## Task details
Scan the entries for the string "etch" and give the number of lines that have it, nothing further.

--*--

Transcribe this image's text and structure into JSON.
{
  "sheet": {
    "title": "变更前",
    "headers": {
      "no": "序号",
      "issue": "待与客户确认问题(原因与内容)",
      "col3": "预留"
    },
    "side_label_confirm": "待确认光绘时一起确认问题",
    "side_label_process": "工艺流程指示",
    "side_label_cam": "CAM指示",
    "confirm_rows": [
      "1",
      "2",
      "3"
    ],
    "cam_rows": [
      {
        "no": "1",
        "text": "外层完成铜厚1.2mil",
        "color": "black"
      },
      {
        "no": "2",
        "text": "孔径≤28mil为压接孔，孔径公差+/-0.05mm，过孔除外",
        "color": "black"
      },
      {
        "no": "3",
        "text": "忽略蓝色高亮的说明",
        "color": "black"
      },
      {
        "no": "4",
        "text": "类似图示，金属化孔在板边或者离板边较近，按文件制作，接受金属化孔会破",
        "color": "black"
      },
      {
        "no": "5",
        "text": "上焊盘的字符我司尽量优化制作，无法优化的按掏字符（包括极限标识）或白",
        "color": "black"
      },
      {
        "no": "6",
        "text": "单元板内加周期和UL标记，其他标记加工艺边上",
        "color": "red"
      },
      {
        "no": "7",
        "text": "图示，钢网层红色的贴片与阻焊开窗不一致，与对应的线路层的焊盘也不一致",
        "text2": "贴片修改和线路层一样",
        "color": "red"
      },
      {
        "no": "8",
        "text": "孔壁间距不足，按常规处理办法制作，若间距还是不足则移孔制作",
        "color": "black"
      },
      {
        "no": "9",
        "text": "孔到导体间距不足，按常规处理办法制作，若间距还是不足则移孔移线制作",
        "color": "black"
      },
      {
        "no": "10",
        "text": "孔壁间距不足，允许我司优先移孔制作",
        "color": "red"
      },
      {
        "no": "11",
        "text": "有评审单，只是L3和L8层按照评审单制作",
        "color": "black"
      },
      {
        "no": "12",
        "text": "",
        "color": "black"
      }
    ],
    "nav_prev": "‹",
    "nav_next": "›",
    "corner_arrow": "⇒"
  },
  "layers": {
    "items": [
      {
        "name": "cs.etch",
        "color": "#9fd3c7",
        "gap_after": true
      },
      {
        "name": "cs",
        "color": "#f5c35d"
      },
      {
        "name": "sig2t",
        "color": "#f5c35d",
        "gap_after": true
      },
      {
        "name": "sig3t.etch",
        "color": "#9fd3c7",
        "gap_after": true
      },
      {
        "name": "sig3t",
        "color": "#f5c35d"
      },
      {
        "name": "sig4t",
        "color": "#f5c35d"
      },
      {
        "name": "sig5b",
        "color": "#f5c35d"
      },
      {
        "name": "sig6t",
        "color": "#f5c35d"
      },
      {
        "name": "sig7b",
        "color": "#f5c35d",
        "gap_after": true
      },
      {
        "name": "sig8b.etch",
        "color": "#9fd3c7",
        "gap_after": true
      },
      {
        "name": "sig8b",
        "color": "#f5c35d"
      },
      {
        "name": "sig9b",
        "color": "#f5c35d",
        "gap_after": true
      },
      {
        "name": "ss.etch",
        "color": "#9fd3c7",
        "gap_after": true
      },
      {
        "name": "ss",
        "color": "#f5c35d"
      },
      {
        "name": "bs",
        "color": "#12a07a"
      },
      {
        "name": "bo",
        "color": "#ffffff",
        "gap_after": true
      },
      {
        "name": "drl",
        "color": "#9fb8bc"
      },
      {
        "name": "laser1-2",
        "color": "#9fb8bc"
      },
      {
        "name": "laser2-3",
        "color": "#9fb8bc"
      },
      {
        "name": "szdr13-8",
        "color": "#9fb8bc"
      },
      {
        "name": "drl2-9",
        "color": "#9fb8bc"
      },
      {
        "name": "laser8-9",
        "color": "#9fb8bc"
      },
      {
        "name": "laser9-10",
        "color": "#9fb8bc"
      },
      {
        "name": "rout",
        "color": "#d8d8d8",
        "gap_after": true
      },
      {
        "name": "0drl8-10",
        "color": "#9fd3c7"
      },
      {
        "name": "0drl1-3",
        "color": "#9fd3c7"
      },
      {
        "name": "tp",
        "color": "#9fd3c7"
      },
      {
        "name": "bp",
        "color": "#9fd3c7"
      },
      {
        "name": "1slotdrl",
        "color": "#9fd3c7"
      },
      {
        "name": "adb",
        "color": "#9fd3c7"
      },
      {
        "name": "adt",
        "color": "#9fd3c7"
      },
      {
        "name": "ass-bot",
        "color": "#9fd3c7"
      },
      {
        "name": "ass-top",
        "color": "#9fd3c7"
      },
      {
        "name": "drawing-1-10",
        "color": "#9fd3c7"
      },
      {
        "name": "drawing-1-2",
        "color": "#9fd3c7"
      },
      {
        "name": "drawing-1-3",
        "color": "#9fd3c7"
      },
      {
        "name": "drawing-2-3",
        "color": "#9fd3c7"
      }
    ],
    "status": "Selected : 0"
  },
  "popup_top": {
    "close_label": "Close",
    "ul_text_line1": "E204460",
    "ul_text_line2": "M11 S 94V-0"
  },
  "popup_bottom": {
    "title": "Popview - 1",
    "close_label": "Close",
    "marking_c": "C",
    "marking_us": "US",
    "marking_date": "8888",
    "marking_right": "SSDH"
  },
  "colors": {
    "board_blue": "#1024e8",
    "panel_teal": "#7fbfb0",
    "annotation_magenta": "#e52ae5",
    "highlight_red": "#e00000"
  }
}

--*--

## Answer to this problem
4